Extracted data entries:

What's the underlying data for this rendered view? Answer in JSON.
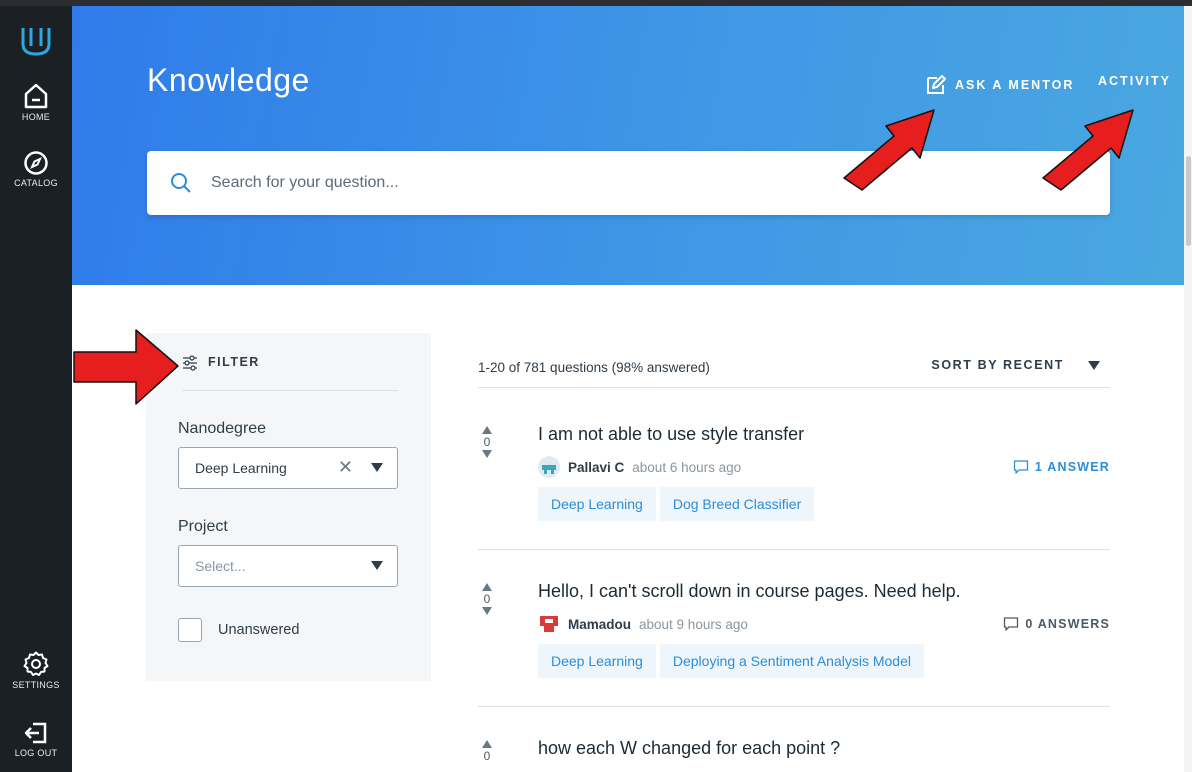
{
  "sidebar": {
    "items": [
      {
        "label": "HOME",
        "icon": "home-icon"
      },
      {
        "label": "CATALOG",
        "icon": "compass-icon"
      },
      {
        "label": "SETTINGS",
        "icon": "gear-icon"
      },
      {
        "label": "LOG OUT",
        "icon": "logout-icon"
      }
    ]
  },
  "header": {
    "title": "Knowledge",
    "ask_mentor": "ASK A MENTOR",
    "activity": "ACTIVITY"
  },
  "search": {
    "placeholder": "Search for your question..."
  },
  "filter": {
    "heading": "FILTER",
    "nanodegree_label": "Nanodegree",
    "nanodegree_value": "Deep Learning",
    "project_label": "Project",
    "project_placeholder": "Select...",
    "unanswered_label": "Unanswered"
  },
  "list": {
    "count_text": "1-20 of 781 questions (98% answered)",
    "sort_label": "SORT BY RECENT",
    "questions": [
      {
        "title": "I am not able to use style transfer",
        "votes": "0",
        "author": "Pallavi C",
        "time": "about 6 hours ago",
        "answers": "1 ANSWER",
        "tags": [
          "Deep Learning",
          "Dog Breed Classifier"
        ]
      },
      {
        "title": "Hello, I can't scroll down in course pages. Need help.",
        "votes": "0",
        "author": "Mamadou",
        "time": "about 9 hours ago",
        "answers": "0 ANSWERS",
        "tags": [
          "Deep Learning",
          "Deploying a Sentiment Analysis Model"
        ]
      },
      {
        "title": "how each W changed for each point ?",
        "votes": "0"
      }
    ]
  },
  "colors": {
    "accent": "#2b8ed8",
    "sidebar": "#1b2024",
    "arrow": "#e61e1e"
  }
}
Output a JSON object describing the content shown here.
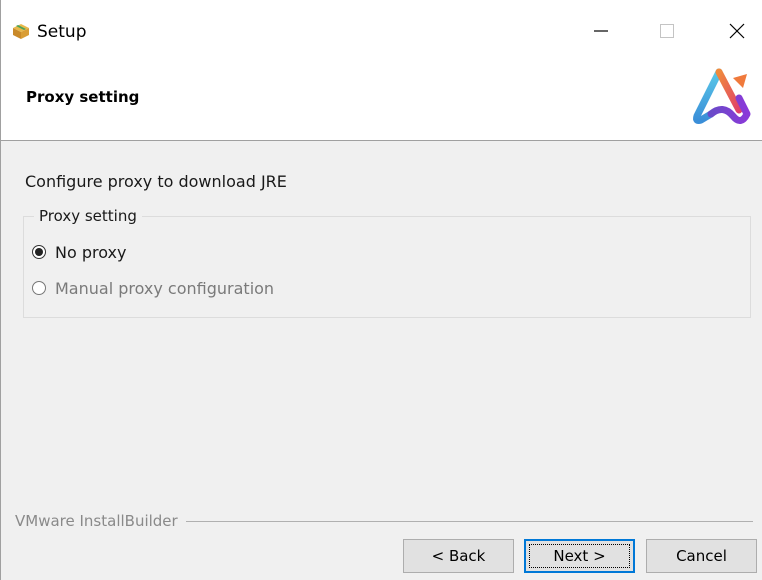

* [Stated exercise]:
All lines above containing the string "about" are to be collected.

* [Answer to the problem]:
        "time": "about 6 hours ago",
        "time": "about 9 hours ago",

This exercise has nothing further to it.